# START OF MATERIAL SHOWN
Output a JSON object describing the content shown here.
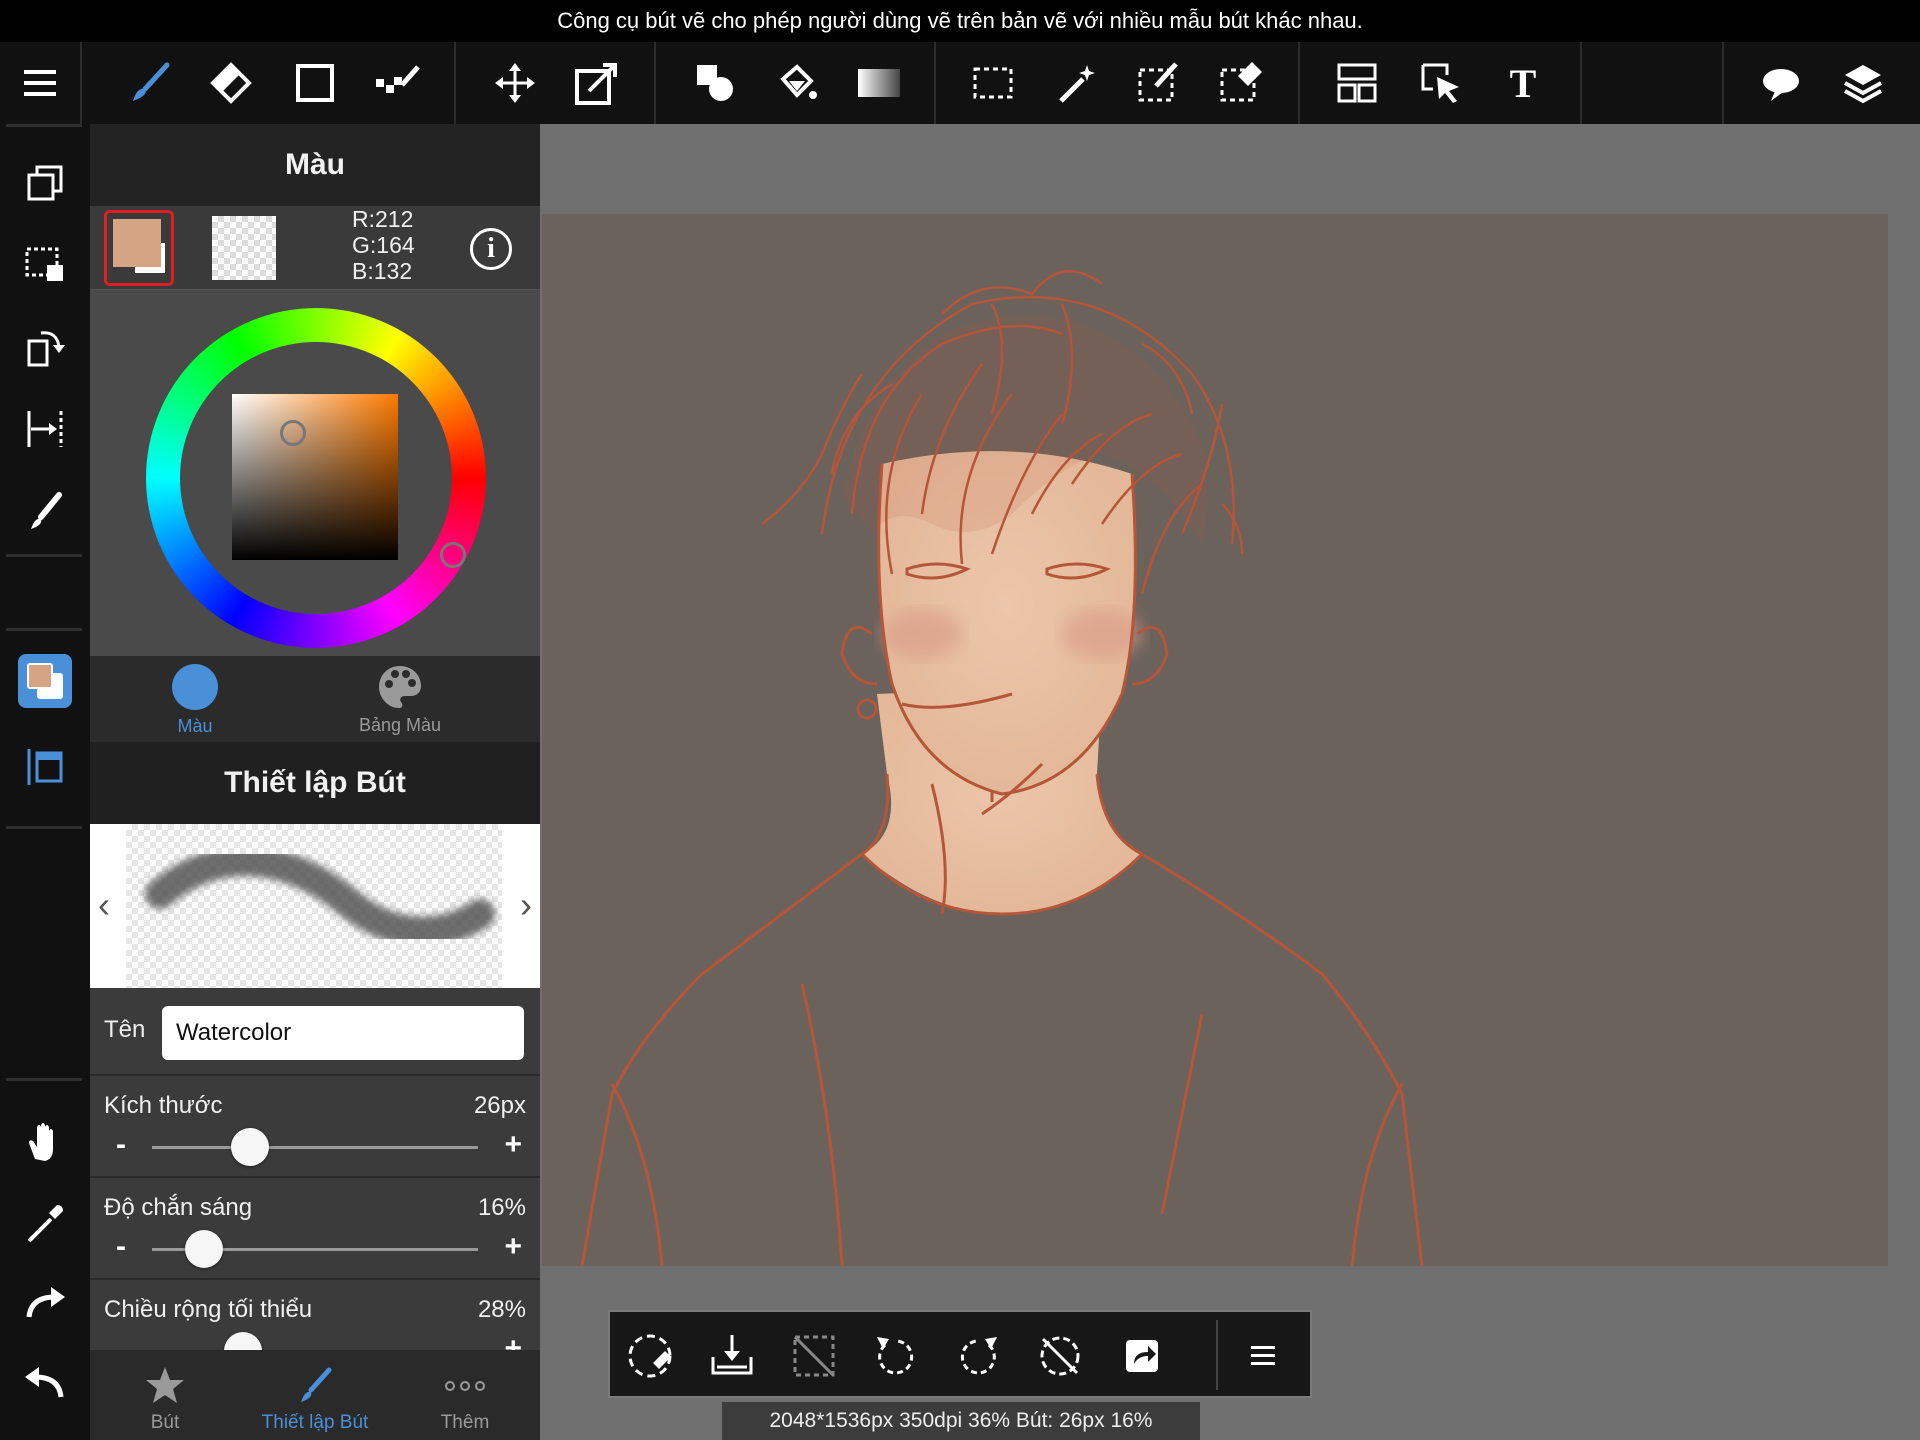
{
  "caption": "Công cụ bút vẽ cho phép người dùng vẽ trên bản vẽ với nhiều mẫu bút khác nhau.",
  "toolbar": {
    "icons": [
      "menu-icon",
      "brush-tool-icon",
      "eraser-tool-icon",
      "shape-tool-icon",
      "dot-tool-icon",
      "move-tool-icon",
      "transform-tool-icon",
      "fill-shape-icon",
      "bucket-icon",
      "gradient-icon",
      "select-rect-icon",
      "magic-wand-icon",
      "select-pen-icon",
      "select-eraser-icon",
      "frame-divider-icon",
      "select-layer-icon",
      "text-tool-icon",
      "speech-bubble-icon",
      "layers-icon"
    ]
  },
  "color_panel": {
    "title": "Màu",
    "rgb": {
      "r": "R:212",
      "g": "G:164",
      "b": "B:132"
    },
    "primary_color": "#d4a484",
    "tabs": [
      {
        "label": "Màu"
      },
      {
        "label": "Bảng Màu"
      }
    ]
  },
  "brush_panel": {
    "title": "Thiết lập Bút",
    "name_label": "Tên",
    "name_value": "Watercolor",
    "sliders": [
      {
        "label": "Kích thước",
        "value": "26px",
        "fraction": 0.3
      },
      {
        "label": "Độ chắn sáng",
        "value": "16%",
        "fraction": 0.16
      },
      {
        "label": "Chiều rộng tối thiểu",
        "value": "28%",
        "fraction": 0.28
      }
    ],
    "minus": "-",
    "plus": "+"
  },
  "bottom_tabs": [
    {
      "label": "Bút",
      "icon": "star-icon"
    },
    {
      "label": "Thiết lập Bút",
      "icon": "brush-icon"
    },
    {
      "label": "Thêm",
      "icon": "more-icon"
    }
  ],
  "status": "2048*1536px 350dpi 36% Bút: 26px 16%",
  "colors": {
    "accent": "#4a90d9",
    "highlight_red": "#e02020",
    "line_art": "#b5553a"
  }
}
# END OF MATERIAL SHOWN
WHAT IS BEING ASKED>
Give back all entries exactly. No pictures belong in the copy.

EXERCISE RESULT>
Output a JSON object describing the content shown here.
{
  "caption": "Công cụ bút vẽ cho phép người dùng vẽ trên bản vẽ với nhiều mẫu bút khác nhau.",
  "toolbar": {
    "icons": [
      "menu-icon",
      "brush-tool-icon",
      "eraser-tool-icon",
      "shape-tool-icon",
      "dot-tool-icon",
      "move-tool-icon",
      "transform-tool-icon",
      "fill-shape-icon",
      "bucket-icon",
      "gradient-icon",
      "select-rect-icon",
      "magic-wand-icon",
      "select-pen-icon",
      "select-eraser-icon",
      "frame-divider-icon",
      "select-layer-icon",
      "text-tool-icon",
      "speech-bubble-icon",
      "layers-icon"
    ]
  },
  "color_panel": {
    "title": "Màu",
    "rgb": {
      "r": "R:212",
      "g": "G:164",
      "b": "B:132"
    },
    "primary_color": "#d4a484",
    "tabs": [
      {
        "label": "Màu"
      },
      {
        "label": "Bảng Màu"
      }
    ]
  },
  "brush_panel": {
    "title": "Thiết lập Bút",
    "name_label": "Tên",
    "name_value": "Watercolor",
    "sliders": [
      {
        "label": "Kích thước",
        "value": "26px",
        "fraction": 0.3
      },
      {
        "label": "Độ chắn sáng",
        "value": "16%",
        "fraction": 0.16
      },
      {
        "label": "Chiều rộng tối thiểu",
        "value": "28%",
        "fraction": 0.28
      }
    ],
    "minus": "-",
    "plus": "+"
  },
  "bottom_tabs": [
    {
      "label": "Bút",
      "icon": "star-icon"
    },
    {
      "label": "Thiết lập Bút",
      "icon": "brush-icon"
    },
    {
      "label": "Thêm",
      "icon": "more-icon"
    }
  ],
  "status": "2048*1536px 350dpi 36% Bút: 26px 16%",
  "colors": {
    "accent": "#4a90d9",
    "highlight_red": "#e02020",
    "line_art": "#b5553a"
  }
}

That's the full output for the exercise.